Look over the lines below. Report each one that includes the string "Buku".

___

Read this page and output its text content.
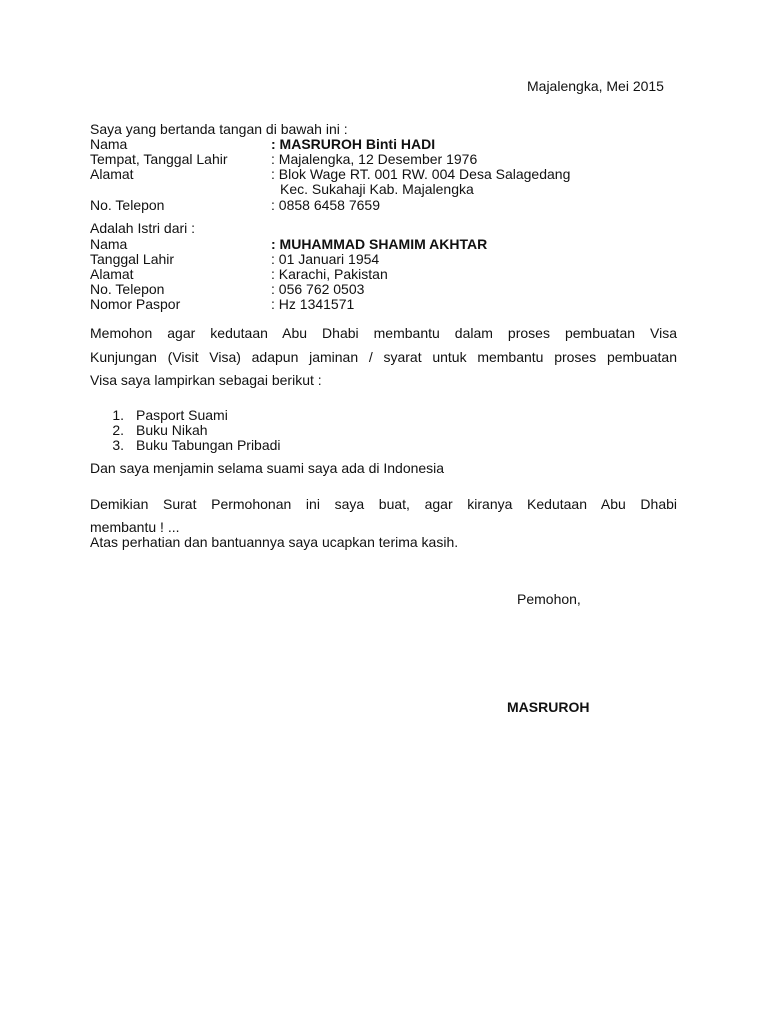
Majalengka, Mei 2015
Saya yang bertanda tangan di bawah ini :
Nama	: MASRUROH Binti HADI
Tempat, Tanggal Lahir	: Majalengka, 12 Desember 1976
Alamat	: Blok Wage RT. 001 RW. 004 Desa Salagedang
Kec. Sukahaji Kab. Majalengka
No. Telepon	: 0858 6458 7659
Adalah Istri dari :
Nama	: MUHAMMAD SHAMIM AKHTAR
Tanggal Lahir	: 01 Januari 1954
Alamat	: Karachi, Pakistan
No. Telepon	: 056 762 0503
Nomor Paspor	: Hz 1341571
Memohon agar kedutaan Abu Dhabi membantu dalam proses pembuatan Visa
Kunjungan (Visit Visa) adapun jaminan / syarat untuk membantu proses pembuatan
Visa saya lampirkan sebagai berikut :
1. Pasport Suami
2. Buku Nikah
3. Buku Tabungan Pribadi
Dan saya menjamin selama suami saya ada di Indonesia
Demikian Surat Permohonan ini saya buat, agar kiranya Kedutaan Abu Dhabi
membantu ! ...
Atas perhatian dan bantuannya saya ucapkan terima kasih.
Pemohon,
MASRUROH
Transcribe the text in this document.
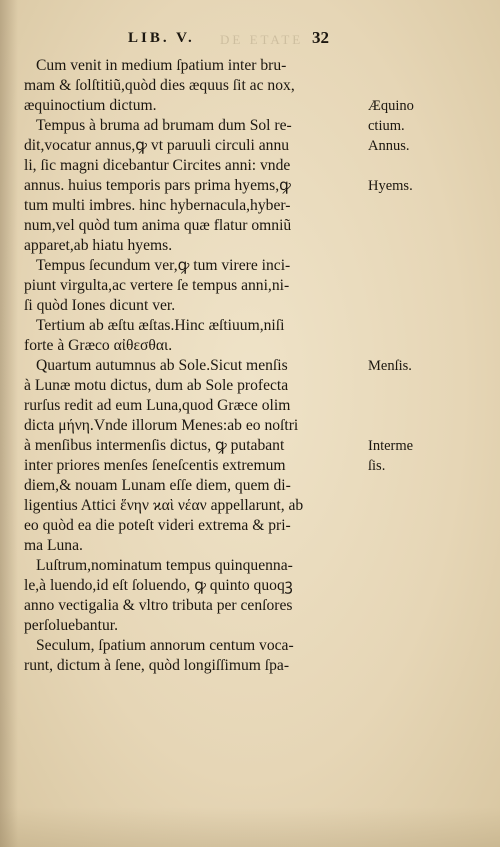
LIB. V. DE ETATE 32
Cum venit in medium ſpatium inter bru-
mam & ſolſtitiũ,quòd dies æquus ſit ac nox,
æquinoctium dictum.
Tempus à bruma ad brumam dum Sol re-
dit,vocatur annus,ꝙ vt paruuli circuli annu
li, ſic magni dicebantur Circites anni: vnde
annus. huius temporis pars prima hyems,ꝙ
tum multi imbres. hinc hybernacula,hyber-
num,vel quòd tum anima quæ flatur omniũ
apparet,ab hiatu hyems.
Tempus ſecundum ver,ꝙ tum virere inci-
piunt virgulta,ac vertere ſe tempus anni,ni-
ſi quòd Iones dicunt ver.
Tertium ab æſtu æſtas.Hinc æſtiuum,niſi
forte à Græco αἰθεσθαι.
Quartum autumnus ab Sole.Sicut menſis
à Lunæ motu dictus, dum ab Sole profecta
rurſus redit ad eum Luna,quod Græce olim
dicta μήνη.Vnde illorum Menes:ab eo noſtri
à menſibus intermenſis dictus, ꝙ putabant
inter priores menſes ſeneſcentis extremum
diem,& nouam Lunam eſſe diem, quem di-
ligentius Attici ἕνην ϰαὶ νέαν appellarunt, ab
eo quòd ea die poteſt videri extrema & pri-
ma Luna.
Luſtrum,nominatum tempus quinquenna-
le,à luendo,id eſt ſoluendo, ꝙ quinto quoqꝫ
anno vectigalia & vltro tributa per cenſores
perſoluebantur.
Seculum, ſpatium annorum centum voca-
runt, dictum à ſene, quòd longiſſimum ſpa-
Æquino
ctium.
Annus.
Hyems.
Menſis.
Interme
ſis.
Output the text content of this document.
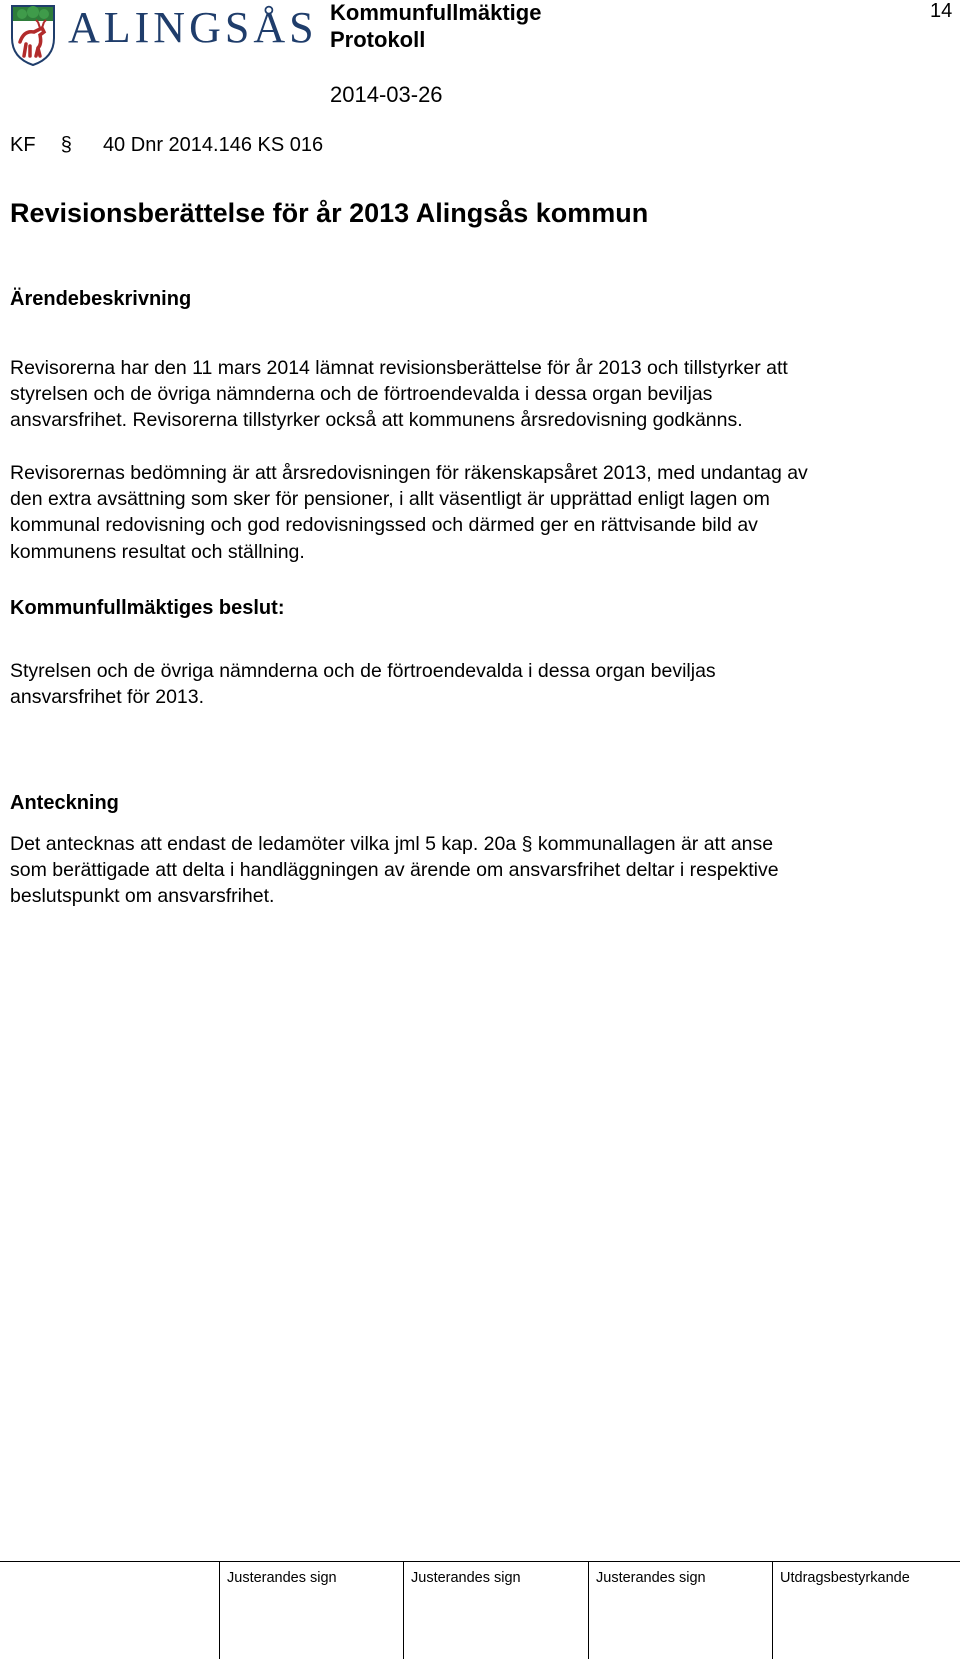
ALINGSÅS Kommunfullmäktige
Protokoll
14
2014-03-26
KF § 40 Dnr 2014.146 KS 016
Revisionsberättelse för år 2013 Alingsås kommun
Ärendebeskrivning
Revisorerna har den 11 mars 2014 lämnat revisionsberättelse för år 2013 och tillstyrker att
styrelsen och de övriga nämnderna och de förtroendevalda i dessa organ beviljas
ansvarsfrihet. Revisorerna tillstyrker också att kommunens årsredovisning godkänns.
Revisorernas bedömning är att årsredovisningen för räkenskapsåret 2013, med undantag av
den extra avsättning som sker för pensioner, i allt väsentligt är upprättad enligt lagen om
kommunal redovisning och god redovisningssed och därmed ger en rättvisande bild av
kommunens resultat och ställning.
Kommunfullmäktiges beslut:
Styrelsen och de övriga nämnderna och de förtroendevalda i dessa organ beviljas
ansvarsfrihet för 2013.
Anteckning
Det antecknas att endast de ledamöter vilka jml 5 kap. 20a § kommunallagen är att anse
som berättigade att delta i handläggningen av ärende om ansvarsfrihet deltar i respektive
beslutspunkt om ansvarsfrihet.
Justerandes sign	Justerandes sign	Justerandes sign	Utdragsbestyrkande
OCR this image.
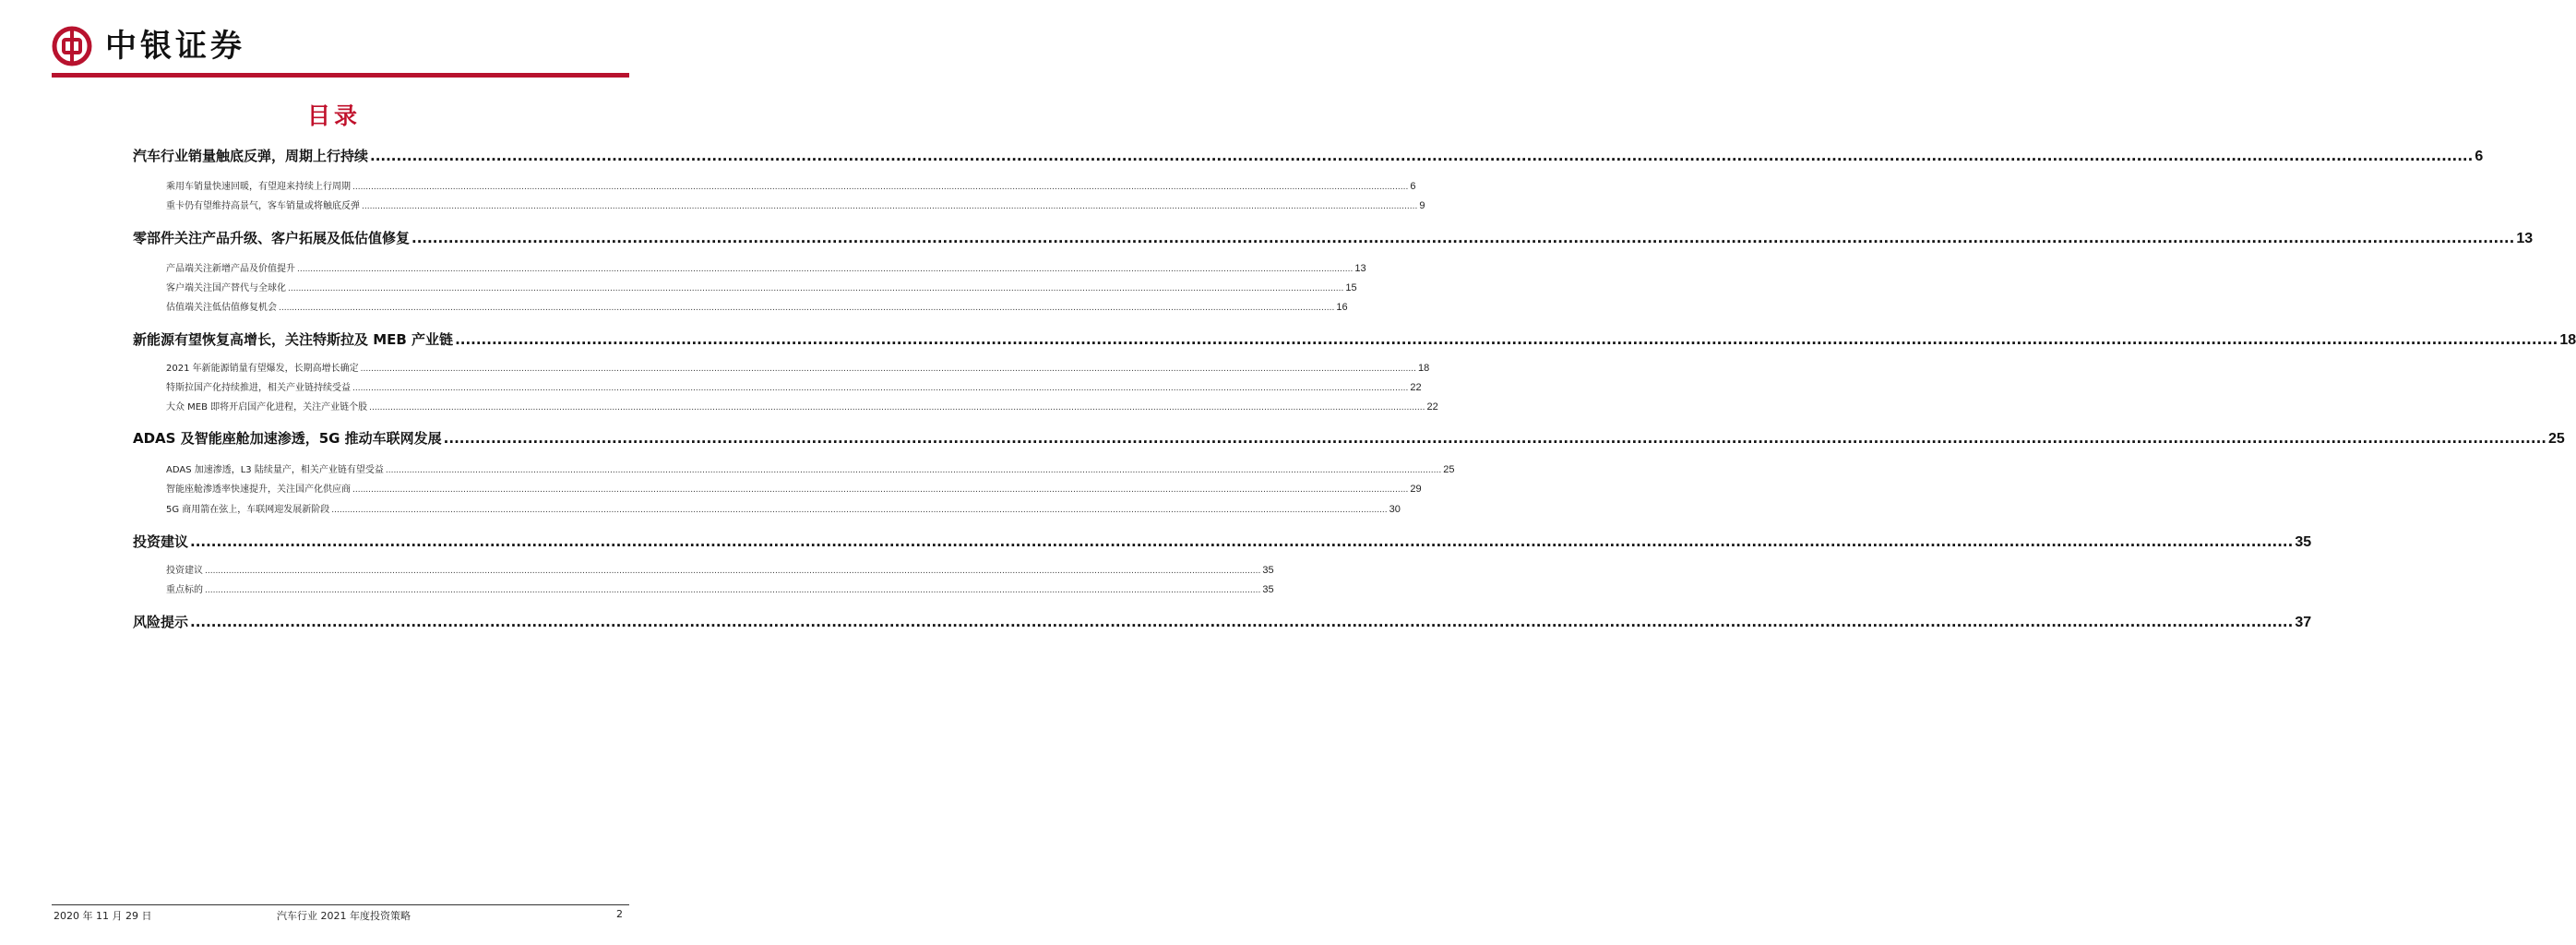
中银证券
目录
汽车行业销量触底反弹，周期上行持续 ................................................................................................................................................................................................................................................................................................................................................................................................................ 6
乘用车销量快速回暖，有望迎来持续上行周期 ................................................................................................................................................................................................................................................................................................................................................................................................................ 6
重卡仍有望维持高景气，客车销量或将触底反弹 ................................................................................................................................................................................................................................................................................................................................................................................................................ 9
零部件关注产品升级、客户拓展及低估值修复 ................................................................................................................................................................................................................................................................................................................................................................................................................ 13
产品端关注新增产品及价值提升 ................................................................................................................................................................................................................................................................................................................................................................................................................ 13
客户端关注国产替代与全球化 ................................................................................................................................................................................................................................................................................................................................................................................................................ 15
估值端关注低估值修复机会 ................................................................................................................................................................................................................................................................................................................................................................................................................ 16
新能源有望恢复高增长，关注特斯拉及 MEB 产业链 ................................................................................................................................................................................................................................................................................................................................................................................................................ 18
2021 年新能源销量有望爆发，长期高增长确定 ................................................................................................................................................................................................................................................................................................................................................................................................................ 18
特斯拉国产化持续推进，相关产业链持续受益 ................................................................................................................................................................................................................................................................................................................................................................................................................ 22
大众 MEB 即将开启国产化进程，关注产业链个股 ................................................................................................................................................................................................................................................................................................................................................................................................................ 22
ADAS 及智能座舱加速渗透，5G 推动车联网发展 ................................................................................................................................................................................................................................................................................................................................................................................................................ 25
ADAS 加速渗透，L3 陆续量产，相关产业链有望受益 ................................................................................................................................................................................................................................................................................................................................................................................................................ 25
智能座舱渗透率快速提升，关注国产化供应商 ................................................................................................................................................................................................................................................................................................................................................................................................................ 29
5G 商用箭在弦上，车联网迎发展新阶段 ................................................................................................................................................................................................................................................................................................................................................................................................................ 30
投资建议 ................................................................................................................................................................................................................................................................................................................................................................................................................ 35
投资建议 ................................................................................................................................................................................................................................................................................................................................................................................................................ 35
重点标的 ................................................................................................................................................................................................................................................................................................................................................................................................................ 35
风险提示 ................................................................................................................................................................................................................................................................................................................................................................................................................ 37
2020 年 11 月 29 日	汽车行业 2021 年度投资策略	2
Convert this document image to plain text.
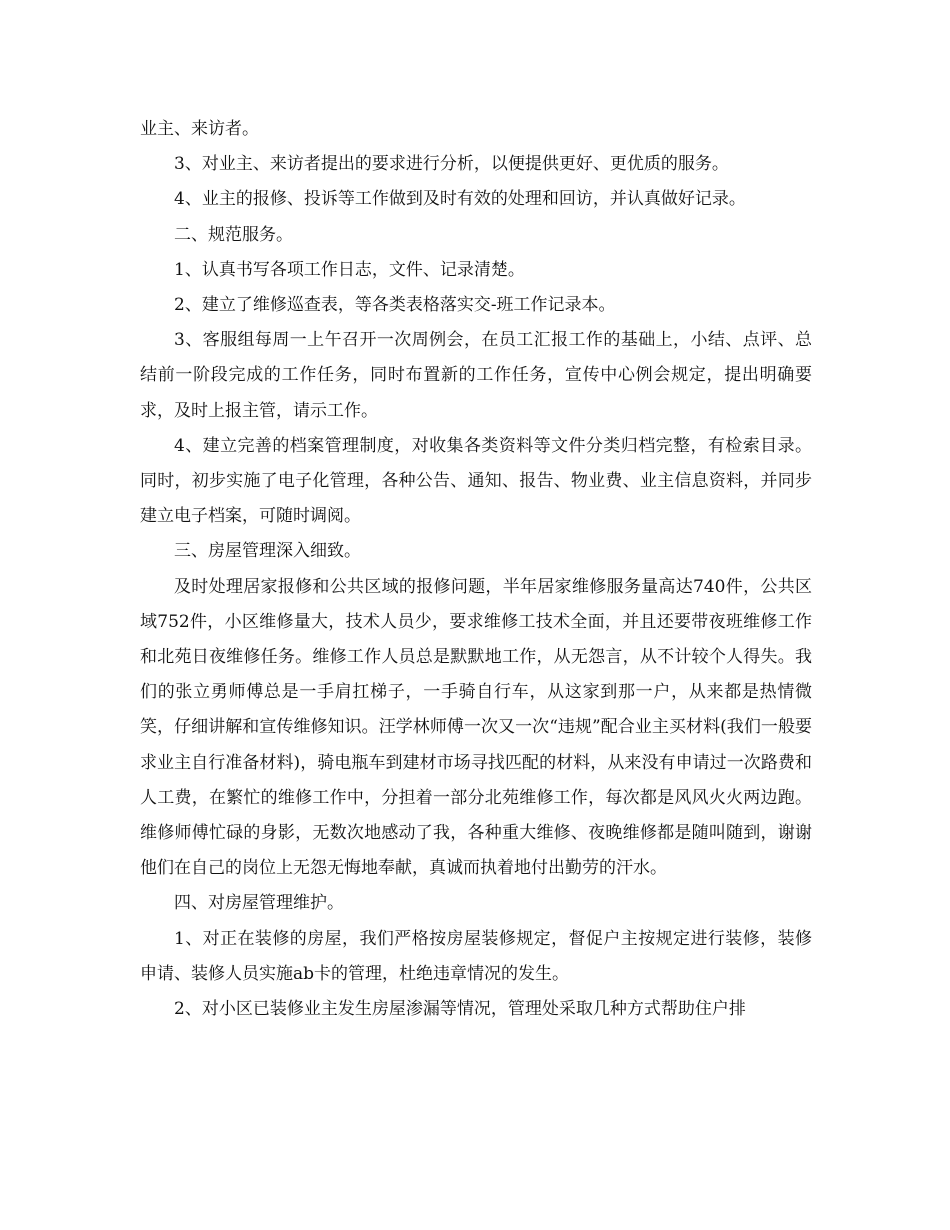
业主、来访者。

3、对业主、来访者提出的要求进行分析，以便提供更好、更优质的服务。

4、业主的报修、投诉等工作做到及时有效的处理和回访，并认真做好记录。

二、规范服务。

1、认真书写各项工作日志，文件、记录清楚。

2、建立了维修巡查表，等各类表格落实交-班工作记录本。

3、客服组每周一上午召开一次周例会，在员工汇报工作的基础上，小结、点评、总结前一阶段完成的工作任务，同时布置新的工作任务，宣传中心例会规定，提出明确要求，及时上报主管，请示工作。

4、建立完善的档案管理制度，对收集各类资料等文件分类归档完整，有检索目录。同时，初步实施了电子化管理，各种公告、通知、报告、物业费、业主信息资料，并同步建立电子档案，可随时调阅。

三、房屋管理深入细致。

及时处理居家报修和公共区域的报修问题，半年居家维修服务量高达740件，公共区域752件，小区维修量大，技术人员少，要求维修工技术全面，并且还要带夜班维修工作和北苑日夜维修任务。维修工作人员总是默默地工作，从无怨言，从不计较个人得失。我们的张立勇师傅总是一手肩扛梯子，一手骑自行车，从这家到那一户，从来都是热情微笑，仔细讲解和宣传维修知识。汪学林师傅一次又一次“违规”配合业主买材料(我们一般要求业主自行准备材料)，骑电瓶车到建材市场寻找匹配的材料，从来没有申请过一次路费和人工费，在繁忙的维修工作中，分担着一部分北苑维修工作，每次都是风风火火两边跑。维修师傅忙碌的身影，无数次地感动了我，各种重大维修、夜晚维修都是随叫随到，谢谢他们在自己的岗位上无怨无悔地奉献，真诚而执着地付出勤劳的汗水。

四、对房屋管理维护。

1、对正在装修的房屋，我们严格按房屋装修规定，督促户主按规定进行装修，装修申请、装修人员实施ab卡的管理，杜绝违章情况的发生。

2、对小区已装修业主发生房屋渗漏等情况，管理处采取几种方式帮助住户排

___

Exercise solution:
2. Buku Nikah
3. Buku Tabungan Pribadi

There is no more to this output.